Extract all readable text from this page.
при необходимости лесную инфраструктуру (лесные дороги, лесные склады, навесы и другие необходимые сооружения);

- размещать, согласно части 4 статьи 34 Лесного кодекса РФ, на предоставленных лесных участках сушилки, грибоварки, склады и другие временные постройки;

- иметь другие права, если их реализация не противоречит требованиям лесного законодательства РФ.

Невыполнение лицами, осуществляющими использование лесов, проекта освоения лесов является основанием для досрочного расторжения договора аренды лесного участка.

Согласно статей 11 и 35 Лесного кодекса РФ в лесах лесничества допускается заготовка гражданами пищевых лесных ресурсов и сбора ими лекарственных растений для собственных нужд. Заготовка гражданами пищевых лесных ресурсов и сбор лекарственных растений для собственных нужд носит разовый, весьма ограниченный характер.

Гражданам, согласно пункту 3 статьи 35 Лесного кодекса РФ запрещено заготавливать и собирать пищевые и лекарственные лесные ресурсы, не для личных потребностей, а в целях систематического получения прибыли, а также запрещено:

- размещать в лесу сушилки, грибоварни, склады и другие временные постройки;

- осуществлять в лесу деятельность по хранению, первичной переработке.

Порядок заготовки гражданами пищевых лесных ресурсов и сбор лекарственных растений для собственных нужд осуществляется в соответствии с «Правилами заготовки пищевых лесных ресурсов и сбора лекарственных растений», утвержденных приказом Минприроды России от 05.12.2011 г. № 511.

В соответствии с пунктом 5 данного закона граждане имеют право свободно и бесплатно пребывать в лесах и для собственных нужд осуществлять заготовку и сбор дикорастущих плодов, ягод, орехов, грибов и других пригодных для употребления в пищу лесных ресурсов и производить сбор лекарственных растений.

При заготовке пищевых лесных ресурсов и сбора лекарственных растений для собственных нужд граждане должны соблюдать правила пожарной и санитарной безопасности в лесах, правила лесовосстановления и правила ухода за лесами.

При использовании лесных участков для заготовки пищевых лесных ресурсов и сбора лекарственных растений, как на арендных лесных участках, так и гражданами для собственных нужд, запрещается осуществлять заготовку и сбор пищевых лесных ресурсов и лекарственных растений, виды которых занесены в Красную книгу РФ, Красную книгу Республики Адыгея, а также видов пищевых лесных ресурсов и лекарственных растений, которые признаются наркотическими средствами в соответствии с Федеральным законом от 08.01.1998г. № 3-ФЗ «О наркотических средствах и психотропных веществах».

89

——

* _Task description_:
Copy all data exactly, start to finish.

* _Result for this exercise_:
Extract all readable text from this page.
при необходимости лесную инфраструктуру (лесные дороги, лесные склады, навесы и другие необходимые сооружения);

- размещать, согласно части 4 статьи 34 Лесного кодекса РФ, на предоставленных лесных участках сушилки, грибоварки, склады и другие временные постройки;

- иметь другие права, если их реализация не противоречит требованиям лесного законодательства РФ.

Невыполнение лицами, осуществляющими использование лесов, проекта освоения лесов является основанием для досрочного расторжения договора аренды лесного участка.

Согласно статей 11 и 35 Лесного кодекса РФ в лесах лесничества допускается заготовка гражданами пищевых лесных ресурсов и сбора ими лекарственных растений для собственных нужд. Заготовка гражданами пищевых лесных ресурсов и сбор лекарственных растений для собственных нужд носит разовый, весьма ограниченный характер.

Гражданам, согласно пункту 3 статьи 35 Лесного кодекса РФ запрещено заготавливать и собирать пищевые и лекарственные лесные ресурсы, не для личных потребностей, а в целях систематического получения прибыли, а также запрещено:

- размещать в лесу сушилки, грибоварни, склады и другие временные постройки;

- осуществлять в лесу деятельность по хранению, первичной переработке.

Порядок заготовки гражданами пищевых лесных ресурсов и сбор лекарственных растений для собственных нужд осуществляется в соответствии с «Правилами заготовки пищевых лесных ресурсов и сбора лекарственных растений», утвержденных приказом Минприроды России от 05.12.2011 г. № 511.

В соответствии с пунктом 5 данного закона граждане имеют право свободно и бесплатно пребывать в лесах и для собственных нужд осуществлять заготовку и сбор дикорастущих плодов, ягод, орехов, грибов и других пригодных для употребления в пищу лесных ресурсов и производить сбор лекарственных растений.

При заготовке пищевых лесных ресурсов и сбора лекарственных растений для собственных нужд граждане должны соблюдать правила пожарной и санитарной безопасности в лесах, правила лесовосстановления и правила ухода за лесами.

При использовании лесных участков для заготовки пищевых лесных ресурсов и сбора лекарственных растений, как на арендных лесных участках, так и гражданами для собственных нужд, запрещается осуществлять заготовку и сбор пищевых лесных ресурсов и лекарственных растений, виды которых занесены в Красную книгу РФ, Красную книгу Республики Адыгея, а также видов пищевых лесных ресурсов и лекарственных растений, которые признаются наркотическими средствами в соответствии с Федеральным законом от 08.01.1998г. № 3-ФЗ «О наркотических средствах и психотропных веществах».

89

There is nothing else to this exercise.